-- begin Input records --

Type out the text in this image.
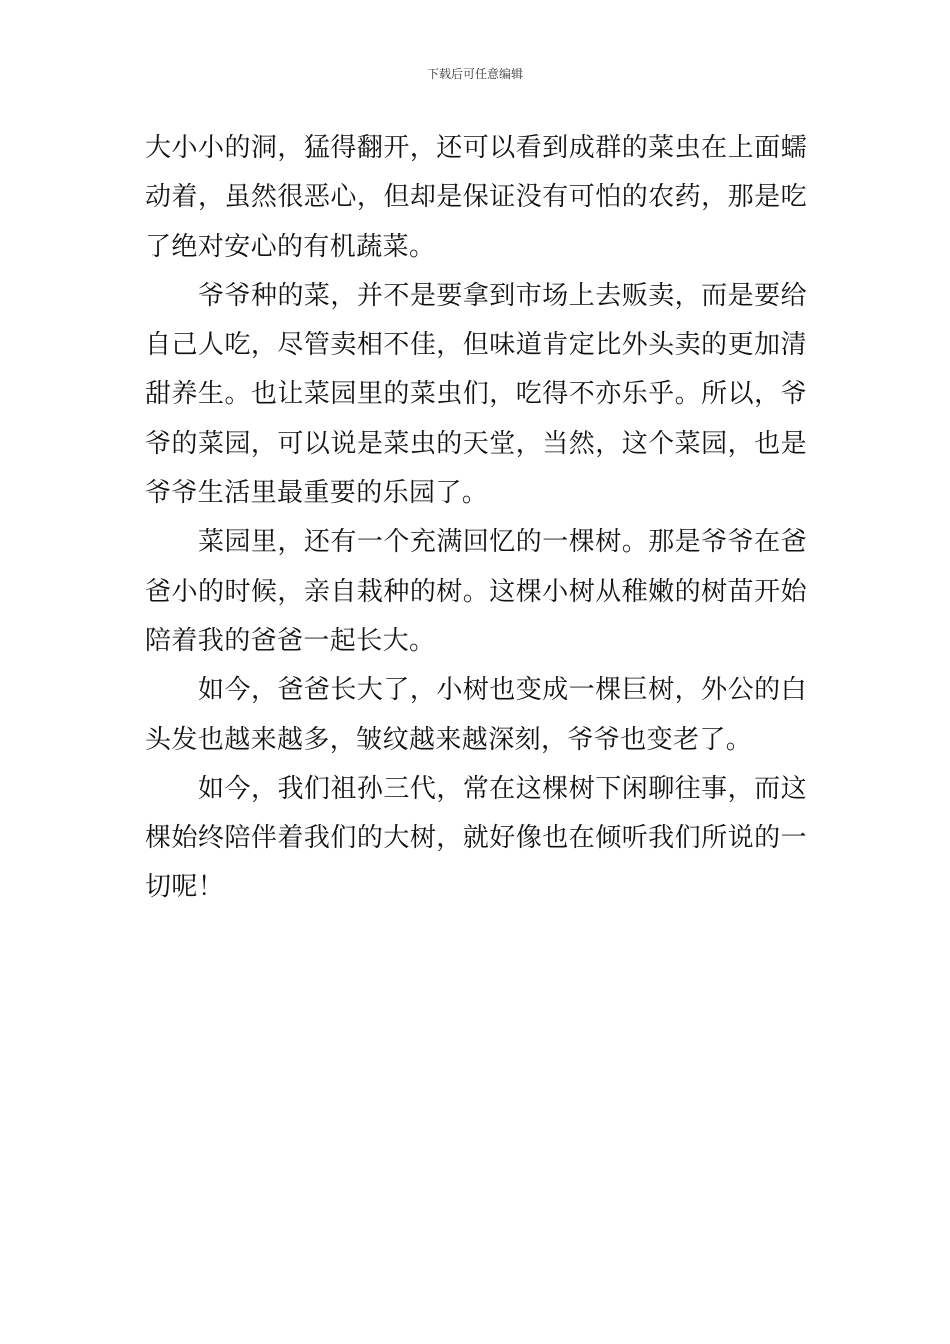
下载后可任意编辑

大小小的洞，猛得翻开，还可以看到成群的菜虫在上面蠕动着，虽然很恶心，但却是保证没有可怕的农药，那是吃了绝对安心的有机蔬菜。

爷爷种的菜，并不是要拿到市场上去贩卖，而是要给自己人吃，尽管卖相不佳，但味道肯定比外头卖的更加清甜养生。也让菜园里的菜虫们，吃得不亦乐乎。所以，爷爷的菜园，可以说是菜虫的天堂，当然，这个菜园，也是爷爷生活里最重要的乐园了。

菜园里，还有一个充满回忆的一棵树。那是爷爷在爸爸小的时候，亲自栽种的树。这棵小树从稚嫩的树苗开始陪着我的爸爸一起长大。

如今，爸爸长大了，小树也变成一棵巨树，外公的白头发也越来越多，皱纹越来越深刻，爷爷也变老了。

如今，我们祖孙三代，常在这棵树下闲聊往事，而这棵始终陪伴着我们的大树，就好像也在倾听我们所说的一切呢！
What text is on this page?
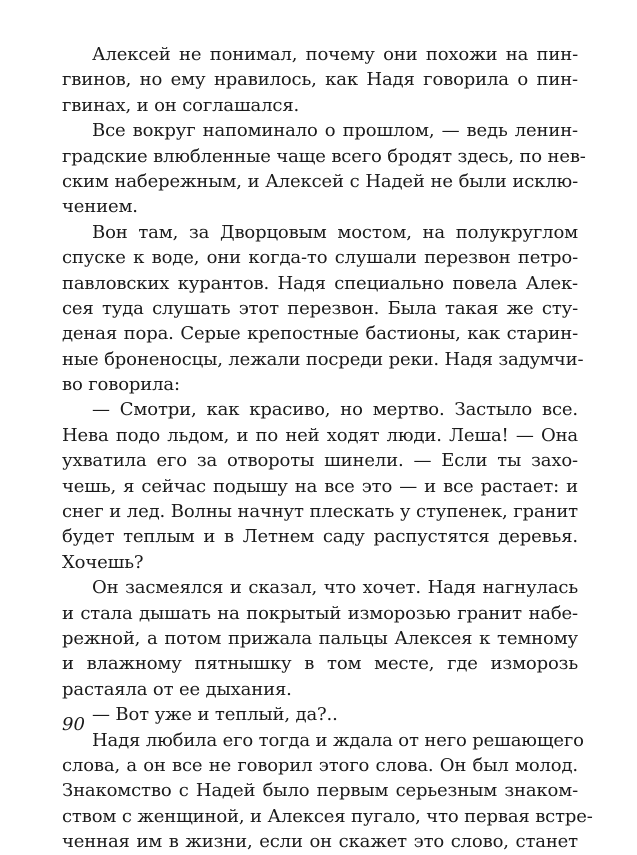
Алексей не понимал, почему они похожи на пин-
гвинов, но ему нравилось, как Надя говорила о пин-
гвинах, и он соглашался.
Все вокруг напоминало о прошлом, — ведь ленин-
градские влюбленные чаще всего бродят здесь, по нев-
ским набережным, и Алексей с Надей не были исклю-
чением.
Вон там, за Дворцовым мостом, на полукруглом
спуске к воде, они когда-то слушали перезвон петро-
павловских курантов. Надя специально повела Алек-
сея туда слушать этот перезвон. Была такая же сту-
деная пора. Серые крепостные бастионы, как старин-
ные броненосцы, лежали посреди реки. Надя задумчи-
во говорила:
— Смотри, как красиво, но мертво. Застыло все.
Нева подо льдом, и по ней ходят люди. Леша! — Она
ухватила его за отвороты шинели. — Если ты захо-
чешь, я сейчас подышу на все это — и все растает: и
снег и лед. Волны начнут плескать у ступенек, гранит
будет теплым и в Летнем саду распустятся деревья.
Хочешь?
Он засмеялся и сказал, что хочет. Надя нагнулась
и стала дышать на покрытый изморозью гранит набе-
режной, а потом прижала пальцы Алексея к темному
и влажному пятнышку в том месте, где изморозь
растаяла от ее дыхания.
— Вот уже и теплый, да?..
Надя любила его тогда и ждала от него решающего
слова, а он все не говорил этого слова. Он был молод.
Знакомство с Надей было первым серьезным знаком-
ством с женщиной, и Алексея пугало, что первая встре-
ченная им в жизни, если он скажет это слово, станет
90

-- end Input records --

Set each line of the records down exactly, leaving every picture out.

▶ [Worked solution]:
Type out the text in this image.
下载后可任意编辑

大小小的洞，猛得翻开，还可以看到成群的菜虫在上面蠕动着，虽然很恶心，但却是保证没有可怕的农药，那是吃了绝对安心的有机蔬菜。

爷爷种的菜，并不是要拿到市场上去贩卖，而是要给自己人吃，尽管卖相不佳，但味道肯定比外头卖的更加清甜养生。也让菜园里的菜虫们，吃得不亦乐乎。所以，爷爷的菜园，可以说是菜虫的天堂，当然，这个菜园，也是爷爷生活里最重要的乐园了。

菜园里，还有一个充满回忆的一棵树。那是爷爷在爸爸小的时候，亲自栽种的树。这棵小树从稚嫩的树苗开始陪着我的爸爸一起长大。

如今，爸爸长大了，小树也变成一棵巨树，外公的白头发也越来越多，皱纹越来越深刻，爷爷也变老了。

如今，我们祖孙三代，常在这棵树下闲聊往事，而这棵始终陪伴着我们的大树，就好像也在倾听我们所说的一切呢！
What text is on this page?
Алексей не понимал, почему они похожи на пин-
гвинов, но ему нравилось, как Надя говорила о пин-
гвинах, и он соглашался.
Все вокруг напоминало о прошлом, — ведь ленин-
градские влюбленные чаще всего бродят здесь, по нев-
ским набережным, и Алексей с Надей не были исклю-
чением.
Вон там, за Дворцовым мостом, на полукруглом
спуске к воде, они когда-то слушали перезвон петро-
павловских курантов. Надя специально повела Алек-
сея туда слушать этот перезвон. Была такая же сту-
деная пора. Серые крепостные бастионы, как старин-
ные броненосцы, лежали посреди реки. Надя задумчи-
во говорила:
— Смотри, как красиво, но мертво. Застыло все.
Нева подо льдом, и по ней ходят люди. Леша! — Она
ухватила его за отвороты шинели. — Если ты захо-
чешь, я сейчас подышу на все это — и все растает: и
снег и лед. Волны начнут плескать у ступенек, гранит
будет теплым и в Летнем саду распустятся деревья.
Хочешь?
Он засмеялся и сказал, что хочет. Надя нагнулась
и стала дышать на покрытый изморозью гранит набе-
режной, а потом прижала пальцы Алексея к темному
и влажному пятнышку в том месте, где изморозь
растаяла от ее дыхания.
— Вот уже и теплый, да?..
Надя любила его тогда и ждала от него решающего
слова, а он все не говорил этого слова. Он был молод.
Знакомство с Надей было первым серьезным знаком-
ством с женщиной, и Алексея пугало, что первая встре-
ченная им в жизни, если он скажет это слово, станет
90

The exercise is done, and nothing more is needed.